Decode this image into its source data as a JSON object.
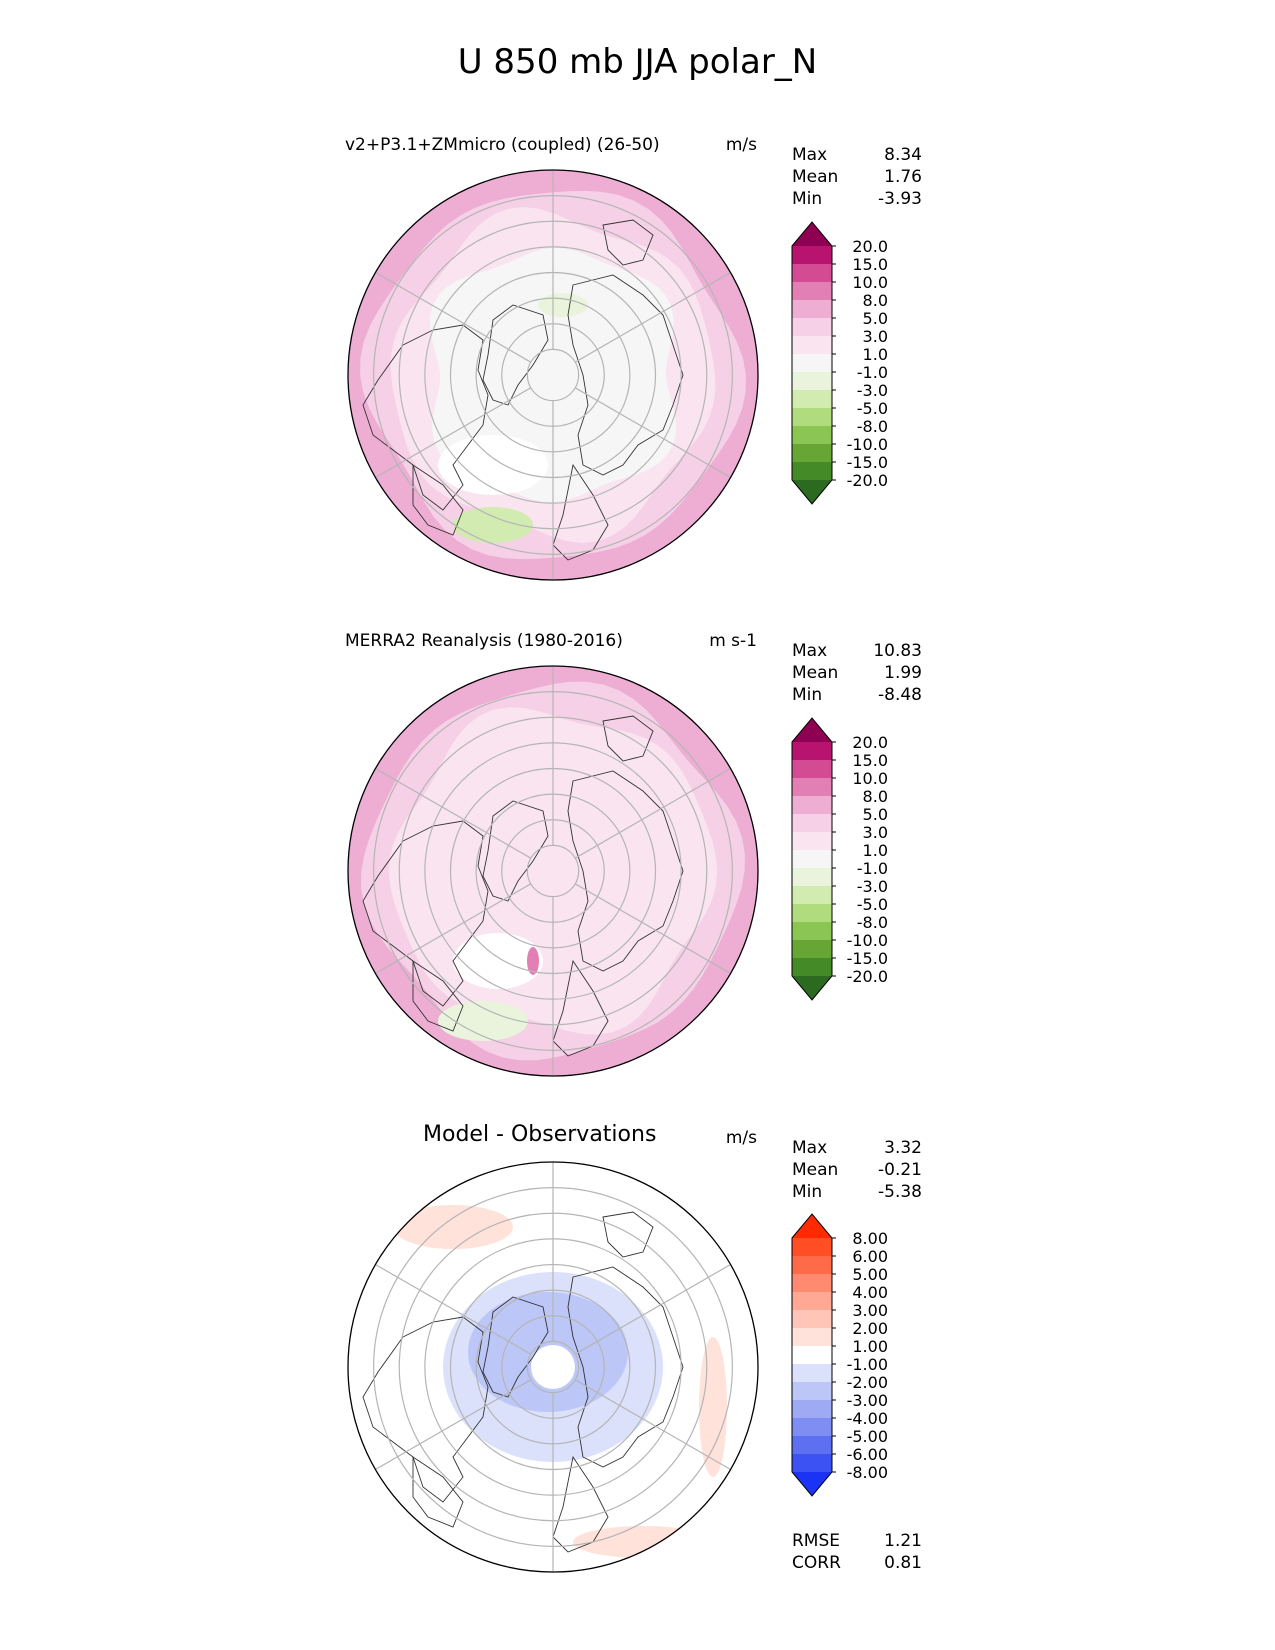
{
  "title": "U 850 mb JJA polar_N",
  "panels": [
    {
      "title": "v2+P3.1+ZMmicro (coupled) (26-50)",
      "units": "m/s",
      "stats": [
        {
          "label": "Max",
          "value": "8.34"
        },
        {
          "label": "Mean",
          "value": "1.76"
        },
        {
          "label": "Min",
          "value": "-3.93"
        }
      ],
      "colorbar": {
        "levels": [
          "20.0",
          "15.0",
          "10.0",
          "8.0",
          "5.0",
          "3.0",
          "1.0",
          "-1.0",
          "-3.0",
          "-5.0",
          "-8.0",
          "-10.0",
          "-15.0",
          "-20.0"
        ],
        "colors": [
          "#8e0152",
          "#b8136f",
          "#d24b93",
          "#e280b6",
          "#eeaed4",
          "#f6d0e7",
          "#f9e4f0",
          "#f6f6f6",
          "#eaf4dc",
          "#d2ebb0",
          "#b1dc7e",
          "#8bc654",
          "#67a634",
          "#448a26",
          "#2b6a1f"
        ]
      }
    },
    {
      "title": "MERRA2 Reanalysis (1980-2016)",
      "units": "m s-1",
      "stats": [
        {
          "label": "Max",
          "value": "10.83"
        },
        {
          "label": "Mean",
          "value": "1.99"
        },
        {
          "label": "Min",
          "value": "-8.48"
        }
      ],
      "colorbar": {
        "levels": [
          "20.0",
          "15.0",
          "10.0",
          "8.0",
          "5.0",
          "3.0",
          "1.0",
          "-1.0",
          "-3.0",
          "-5.0",
          "-8.0",
          "-10.0",
          "-15.0",
          "-20.0"
        ],
        "colors": [
          "#8e0152",
          "#b8136f",
          "#d24b93",
          "#e280b6",
          "#eeaed4",
          "#f6d0e7",
          "#f9e4f0",
          "#f6f6f6",
          "#eaf4dc",
          "#d2ebb0",
          "#b1dc7e",
          "#8bc654",
          "#67a634",
          "#448a26",
          "#2b6a1f"
        ]
      }
    },
    {
      "title": "Model - Observations",
      "units": "m/s",
      "stats": [
        {
          "label": "Max",
          "value": "3.32"
        },
        {
          "label": "Mean",
          "value": "-0.21"
        },
        {
          "label": "Min",
          "value": "-5.38"
        }
      ],
      "colorbar": {
        "levels": [
          "8.00",
          "6.00",
          "5.00",
          "4.00",
          "3.00",
          "2.00",
          "1.00",
          "-1.00",
          "-2.00",
          "-3.00",
          "-4.00",
          "-5.00",
          "-6.00",
          "-8.00"
        ],
        "colors": [
          "#ff2a00",
          "#ff4d24",
          "#ff6a48",
          "#ff8a70",
          "#ffa894",
          "#ffc6b8",
          "#ffe2da",
          "#ffffff",
          "#dbe1fb",
          "#bcc6f7",
          "#9eaaf4",
          "#7e8ef2",
          "#5e70f2",
          "#3d52f3",
          "#1a33f5"
        ]
      },
      "metrics": [
        {
          "label": "RMSE",
          "value": "1.21"
        },
        {
          "label": "CORR",
          "value": "0.81"
        }
      ]
    }
  ],
  "chart_data": {
    "type": "heatmap",
    "title": "U 850 mb JJA polar_N",
    "projection": "north polar stereographic",
    "grid": true
  }
}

→ What you have to do:
Copy the material above exactly and drop the pictures.

→ Response:
Decode this image into its source data as a JSON object.
{
  "title": "U 850 mb JJA polar_N",
  "panels": [
    {
      "title": "v2+P3.1+ZMmicro (coupled) (26-50)",
      "units": "m/s",
      "stats": [
        {
          "label": "Max",
          "value": "8.34"
        },
        {
          "label": "Mean",
          "value": "1.76"
        },
        {
          "label": "Min",
          "value": "-3.93"
        }
      ],
      "colorbar": {
        "levels": [
          "20.0",
          "15.0",
          "10.0",
          "8.0",
          "5.0",
          "3.0",
          "1.0",
          "-1.0",
          "-3.0",
          "-5.0",
          "-8.0",
          "-10.0",
          "-15.0",
          "-20.0"
        ],
        "colors": [
          "#8e0152",
          "#b8136f",
          "#d24b93",
          "#e280b6",
          "#eeaed4",
          "#f6d0e7",
          "#f9e4f0",
          "#f6f6f6",
          "#eaf4dc",
          "#d2ebb0",
          "#b1dc7e",
          "#8bc654",
          "#67a634",
          "#448a26",
          "#2b6a1f"
        ]
      }
    },
    {
      "title": "MERRA2 Reanalysis (1980-2016)",
      "units": "m s-1",
      "stats": [
        {
          "label": "Max",
          "value": "10.83"
        },
        {
          "label": "Mean",
          "value": "1.99"
        },
        {
          "label": "Min",
          "value": "-8.48"
        }
      ],
      "colorbar": {
        "levels": [
          "20.0",
          "15.0",
          "10.0",
          "8.0",
          "5.0",
          "3.0",
          "1.0",
          "-1.0",
          "-3.0",
          "-5.0",
          "-8.0",
          "-10.0",
          "-15.0",
          "-20.0"
        ],
        "colors": [
          "#8e0152",
          "#b8136f",
          "#d24b93",
          "#e280b6",
          "#eeaed4",
          "#f6d0e7",
          "#f9e4f0",
          "#f6f6f6",
          "#eaf4dc",
          "#d2ebb0",
          "#b1dc7e",
          "#8bc654",
          "#67a634",
          "#448a26",
          "#2b6a1f"
        ]
      }
    },
    {
      "title": "Model - Observations",
      "units": "m/s",
      "stats": [
        {
          "label": "Max",
          "value": "3.32"
        },
        {
          "label": "Mean",
          "value": "-0.21"
        },
        {
          "label": "Min",
          "value": "-5.38"
        }
      ],
      "colorbar": {
        "levels": [
          "8.00",
          "6.00",
          "5.00",
          "4.00",
          "3.00",
          "2.00",
          "1.00",
          "-1.00",
          "-2.00",
          "-3.00",
          "-4.00",
          "-5.00",
          "-6.00",
          "-8.00"
        ],
        "colors": [
          "#ff2a00",
          "#ff4d24",
          "#ff6a48",
          "#ff8a70",
          "#ffa894",
          "#ffc6b8",
          "#ffe2da",
          "#ffffff",
          "#dbe1fb",
          "#bcc6f7",
          "#9eaaf4",
          "#7e8ef2",
          "#5e70f2",
          "#3d52f3",
          "#1a33f5"
        ]
      },
      "metrics": [
        {
          "label": "RMSE",
          "value": "1.21"
        },
        {
          "label": "CORR",
          "value": "0.81"
        }
      ]
    }
  ],
  "chart_data": {
    "type": "heatmap",
    "title": "U 850 mb JJA polar_N",
    "projection": "north polar stereographic",
    "grid": true
  }
}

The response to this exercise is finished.